[START WORKING DATA]
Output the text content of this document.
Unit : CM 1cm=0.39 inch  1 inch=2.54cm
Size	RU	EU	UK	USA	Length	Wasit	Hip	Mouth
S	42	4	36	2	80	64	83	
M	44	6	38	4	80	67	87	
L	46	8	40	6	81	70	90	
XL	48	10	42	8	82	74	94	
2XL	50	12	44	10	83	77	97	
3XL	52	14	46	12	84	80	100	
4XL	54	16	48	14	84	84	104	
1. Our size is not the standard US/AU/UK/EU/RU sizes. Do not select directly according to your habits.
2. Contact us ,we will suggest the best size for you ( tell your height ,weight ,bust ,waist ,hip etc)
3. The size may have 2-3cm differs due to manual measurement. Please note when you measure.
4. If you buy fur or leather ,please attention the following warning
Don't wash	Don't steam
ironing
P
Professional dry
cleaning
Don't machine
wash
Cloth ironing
[END WORKING DATA]
WHAT YOU SHOULD DO:
Repeat the material above exactly.

EXERCISE SOLUTION:
Output the text content of this document.
Unit : CM 1cm=0.39 inch  1 inch=2.54cm
Size	RU	EU	UK	USA	Length	Wasit	Hip	Mouth
S	42	4	36	2	80	64	83	
M	44	6	38	4	80	67	87	
L	46	8	40	6	81	70	90	
XL	48	10	42	8	82	74	94	
2XL	50	12	44	10	83	77	97	
3XL	52	14	46	12	84	80	100	
4XL	54	16	48	14	84	84	104	
1. Our size is not the standard US/AU/UK/EU/RU sizes. Do not select directly according to your habits.
2. Contact us ,we will suggest the best size for you ( tell your height ,weight ,bust ,waist ,hip etc)
3. The size may have 2-3cm differs due to manual measurement. Please note when you measure.
4. If you buy fur or leather ,please attention the following warning
Don't wash	Don't steam
ironing
P
Professional dry
cleaning
Don't machine
wash
Cloth ironing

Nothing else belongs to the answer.